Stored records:
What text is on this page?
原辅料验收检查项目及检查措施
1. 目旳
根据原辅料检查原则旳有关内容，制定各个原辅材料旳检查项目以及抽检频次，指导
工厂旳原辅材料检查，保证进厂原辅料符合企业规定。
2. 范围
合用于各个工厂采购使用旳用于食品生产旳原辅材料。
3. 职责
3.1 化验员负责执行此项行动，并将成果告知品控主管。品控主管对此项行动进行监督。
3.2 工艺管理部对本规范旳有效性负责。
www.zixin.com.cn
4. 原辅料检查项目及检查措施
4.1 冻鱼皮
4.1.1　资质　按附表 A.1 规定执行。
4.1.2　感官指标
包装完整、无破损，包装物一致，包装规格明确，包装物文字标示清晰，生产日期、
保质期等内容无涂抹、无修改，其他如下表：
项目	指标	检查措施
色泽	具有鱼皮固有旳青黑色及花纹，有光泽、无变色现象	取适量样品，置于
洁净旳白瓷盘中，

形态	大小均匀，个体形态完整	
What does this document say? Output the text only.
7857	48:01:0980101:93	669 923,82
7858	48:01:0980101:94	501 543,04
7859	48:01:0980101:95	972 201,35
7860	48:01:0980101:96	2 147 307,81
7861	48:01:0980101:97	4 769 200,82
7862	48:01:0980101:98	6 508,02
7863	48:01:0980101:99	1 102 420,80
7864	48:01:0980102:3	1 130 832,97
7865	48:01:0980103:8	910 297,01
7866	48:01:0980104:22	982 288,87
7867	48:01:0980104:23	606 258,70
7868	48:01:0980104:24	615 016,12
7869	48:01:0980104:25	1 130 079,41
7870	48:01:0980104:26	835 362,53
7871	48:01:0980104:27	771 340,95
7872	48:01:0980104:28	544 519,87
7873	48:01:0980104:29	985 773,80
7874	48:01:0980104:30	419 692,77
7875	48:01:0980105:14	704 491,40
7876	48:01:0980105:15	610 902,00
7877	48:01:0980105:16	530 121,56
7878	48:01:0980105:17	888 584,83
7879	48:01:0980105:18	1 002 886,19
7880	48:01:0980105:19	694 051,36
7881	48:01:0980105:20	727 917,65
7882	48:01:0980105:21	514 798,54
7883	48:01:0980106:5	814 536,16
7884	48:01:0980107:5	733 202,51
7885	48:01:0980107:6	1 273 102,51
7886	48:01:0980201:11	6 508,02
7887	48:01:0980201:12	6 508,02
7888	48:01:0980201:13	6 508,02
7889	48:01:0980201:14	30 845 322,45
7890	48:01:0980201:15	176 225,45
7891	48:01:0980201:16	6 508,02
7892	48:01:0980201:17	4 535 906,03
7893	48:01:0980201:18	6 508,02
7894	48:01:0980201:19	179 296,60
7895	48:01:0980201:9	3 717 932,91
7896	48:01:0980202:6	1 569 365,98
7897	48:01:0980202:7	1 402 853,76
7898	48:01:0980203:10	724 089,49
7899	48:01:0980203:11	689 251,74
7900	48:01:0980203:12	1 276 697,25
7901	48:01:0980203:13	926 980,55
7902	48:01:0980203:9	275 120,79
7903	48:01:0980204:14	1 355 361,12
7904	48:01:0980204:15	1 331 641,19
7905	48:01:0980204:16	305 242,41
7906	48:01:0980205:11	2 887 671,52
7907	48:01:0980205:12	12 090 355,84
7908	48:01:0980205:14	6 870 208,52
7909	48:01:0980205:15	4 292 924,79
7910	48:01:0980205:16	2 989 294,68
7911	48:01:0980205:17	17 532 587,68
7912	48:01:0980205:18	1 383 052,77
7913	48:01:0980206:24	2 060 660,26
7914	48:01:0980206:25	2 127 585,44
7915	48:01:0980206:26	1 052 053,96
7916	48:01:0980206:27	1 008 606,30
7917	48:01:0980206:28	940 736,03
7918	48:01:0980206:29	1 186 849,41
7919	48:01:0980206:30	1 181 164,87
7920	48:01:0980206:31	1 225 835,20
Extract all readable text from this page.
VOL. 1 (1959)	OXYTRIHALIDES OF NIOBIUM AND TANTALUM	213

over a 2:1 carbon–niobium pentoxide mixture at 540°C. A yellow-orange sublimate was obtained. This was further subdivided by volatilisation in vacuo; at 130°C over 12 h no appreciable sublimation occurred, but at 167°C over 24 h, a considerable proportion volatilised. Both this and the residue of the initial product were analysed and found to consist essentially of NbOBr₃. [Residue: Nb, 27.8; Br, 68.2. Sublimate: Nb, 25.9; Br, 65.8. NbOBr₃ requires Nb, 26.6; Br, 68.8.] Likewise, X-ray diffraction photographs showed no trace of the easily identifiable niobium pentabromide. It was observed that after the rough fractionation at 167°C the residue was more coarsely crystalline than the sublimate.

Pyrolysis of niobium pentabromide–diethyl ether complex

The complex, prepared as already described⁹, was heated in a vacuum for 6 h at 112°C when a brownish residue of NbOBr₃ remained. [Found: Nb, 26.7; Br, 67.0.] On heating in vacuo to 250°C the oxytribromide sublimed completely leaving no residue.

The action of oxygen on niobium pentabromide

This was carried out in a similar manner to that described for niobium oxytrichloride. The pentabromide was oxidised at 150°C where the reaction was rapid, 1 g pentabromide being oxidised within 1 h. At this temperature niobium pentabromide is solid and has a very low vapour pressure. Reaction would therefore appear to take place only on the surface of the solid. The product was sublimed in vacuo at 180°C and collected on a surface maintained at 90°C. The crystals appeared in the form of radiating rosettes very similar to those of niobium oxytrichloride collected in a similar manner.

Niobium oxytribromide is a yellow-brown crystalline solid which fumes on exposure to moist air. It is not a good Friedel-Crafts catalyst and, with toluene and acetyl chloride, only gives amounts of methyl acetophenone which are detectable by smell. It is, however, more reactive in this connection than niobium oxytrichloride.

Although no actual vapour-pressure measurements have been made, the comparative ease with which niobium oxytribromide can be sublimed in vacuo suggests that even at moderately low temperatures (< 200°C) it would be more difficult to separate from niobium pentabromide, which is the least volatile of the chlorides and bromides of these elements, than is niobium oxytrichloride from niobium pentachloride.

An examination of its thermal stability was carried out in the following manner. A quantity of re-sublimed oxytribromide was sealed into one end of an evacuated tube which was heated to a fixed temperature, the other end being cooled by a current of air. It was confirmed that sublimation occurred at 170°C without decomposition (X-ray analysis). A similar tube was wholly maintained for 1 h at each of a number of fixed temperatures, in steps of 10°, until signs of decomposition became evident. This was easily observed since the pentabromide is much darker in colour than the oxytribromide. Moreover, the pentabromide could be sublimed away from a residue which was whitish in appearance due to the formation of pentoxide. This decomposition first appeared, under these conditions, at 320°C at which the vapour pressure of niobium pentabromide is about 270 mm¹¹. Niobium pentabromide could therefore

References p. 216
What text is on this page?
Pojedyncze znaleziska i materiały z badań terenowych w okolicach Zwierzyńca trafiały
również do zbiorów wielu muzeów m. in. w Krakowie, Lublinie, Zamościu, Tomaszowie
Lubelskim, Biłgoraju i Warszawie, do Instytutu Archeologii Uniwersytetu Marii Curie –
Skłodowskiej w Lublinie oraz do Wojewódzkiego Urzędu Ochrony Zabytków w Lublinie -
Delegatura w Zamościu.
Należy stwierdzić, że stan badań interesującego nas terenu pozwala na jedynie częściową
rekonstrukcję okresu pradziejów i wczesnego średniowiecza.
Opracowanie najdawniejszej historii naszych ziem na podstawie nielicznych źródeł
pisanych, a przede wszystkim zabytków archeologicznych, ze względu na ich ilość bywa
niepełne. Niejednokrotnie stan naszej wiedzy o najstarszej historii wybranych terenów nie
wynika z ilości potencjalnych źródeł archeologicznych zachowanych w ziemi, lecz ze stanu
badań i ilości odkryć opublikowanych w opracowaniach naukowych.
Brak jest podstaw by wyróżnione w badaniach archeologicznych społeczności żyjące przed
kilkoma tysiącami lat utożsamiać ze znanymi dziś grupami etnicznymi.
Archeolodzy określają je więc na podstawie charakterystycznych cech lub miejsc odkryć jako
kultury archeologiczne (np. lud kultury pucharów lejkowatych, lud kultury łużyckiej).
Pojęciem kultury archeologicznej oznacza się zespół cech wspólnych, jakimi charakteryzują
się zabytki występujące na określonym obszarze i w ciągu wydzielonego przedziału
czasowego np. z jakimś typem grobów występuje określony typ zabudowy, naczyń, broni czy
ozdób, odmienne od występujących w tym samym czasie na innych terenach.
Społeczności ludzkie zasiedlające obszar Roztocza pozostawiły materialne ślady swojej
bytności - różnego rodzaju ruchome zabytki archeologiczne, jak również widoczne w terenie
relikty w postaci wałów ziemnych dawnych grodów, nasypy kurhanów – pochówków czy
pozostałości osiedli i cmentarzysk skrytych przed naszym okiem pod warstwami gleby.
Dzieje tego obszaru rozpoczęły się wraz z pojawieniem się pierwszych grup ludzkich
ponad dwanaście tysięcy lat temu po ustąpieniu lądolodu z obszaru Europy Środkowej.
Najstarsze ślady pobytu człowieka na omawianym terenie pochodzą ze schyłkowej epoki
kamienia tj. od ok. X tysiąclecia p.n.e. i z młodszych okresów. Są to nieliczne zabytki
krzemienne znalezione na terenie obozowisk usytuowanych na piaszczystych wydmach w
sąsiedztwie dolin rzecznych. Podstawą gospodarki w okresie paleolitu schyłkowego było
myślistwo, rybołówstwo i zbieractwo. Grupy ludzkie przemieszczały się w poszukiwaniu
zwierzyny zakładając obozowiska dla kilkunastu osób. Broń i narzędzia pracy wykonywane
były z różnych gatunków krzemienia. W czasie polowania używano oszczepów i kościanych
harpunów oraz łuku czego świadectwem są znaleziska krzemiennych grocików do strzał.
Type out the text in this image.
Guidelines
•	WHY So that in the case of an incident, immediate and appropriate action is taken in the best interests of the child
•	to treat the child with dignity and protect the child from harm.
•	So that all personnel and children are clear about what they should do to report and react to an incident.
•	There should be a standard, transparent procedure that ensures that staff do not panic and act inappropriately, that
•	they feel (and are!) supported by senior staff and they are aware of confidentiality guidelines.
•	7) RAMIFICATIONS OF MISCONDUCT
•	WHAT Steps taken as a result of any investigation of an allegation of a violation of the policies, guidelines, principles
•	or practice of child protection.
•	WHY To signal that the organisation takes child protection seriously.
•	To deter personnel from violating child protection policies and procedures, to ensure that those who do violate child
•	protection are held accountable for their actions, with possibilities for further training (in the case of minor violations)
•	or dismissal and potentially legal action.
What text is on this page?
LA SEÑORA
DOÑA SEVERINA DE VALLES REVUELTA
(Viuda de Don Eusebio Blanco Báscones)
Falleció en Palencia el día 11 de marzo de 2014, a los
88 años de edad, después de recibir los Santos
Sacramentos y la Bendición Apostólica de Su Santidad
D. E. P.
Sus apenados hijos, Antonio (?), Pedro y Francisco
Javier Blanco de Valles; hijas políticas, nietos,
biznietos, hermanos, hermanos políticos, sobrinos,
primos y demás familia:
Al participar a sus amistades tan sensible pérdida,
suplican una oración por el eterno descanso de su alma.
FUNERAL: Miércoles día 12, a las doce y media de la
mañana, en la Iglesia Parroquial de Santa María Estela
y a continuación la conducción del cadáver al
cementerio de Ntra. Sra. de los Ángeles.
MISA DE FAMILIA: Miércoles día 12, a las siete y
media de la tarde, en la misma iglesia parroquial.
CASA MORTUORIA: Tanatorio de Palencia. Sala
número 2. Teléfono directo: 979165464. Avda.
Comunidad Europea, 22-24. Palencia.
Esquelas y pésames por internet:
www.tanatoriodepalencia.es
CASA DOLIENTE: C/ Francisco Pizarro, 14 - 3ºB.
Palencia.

PROBLEM REQUIREMENTS:
Tell how many lines of the records above hold the string "they". Give no other text.

SOLUTION TO THIS EXERCISE:
2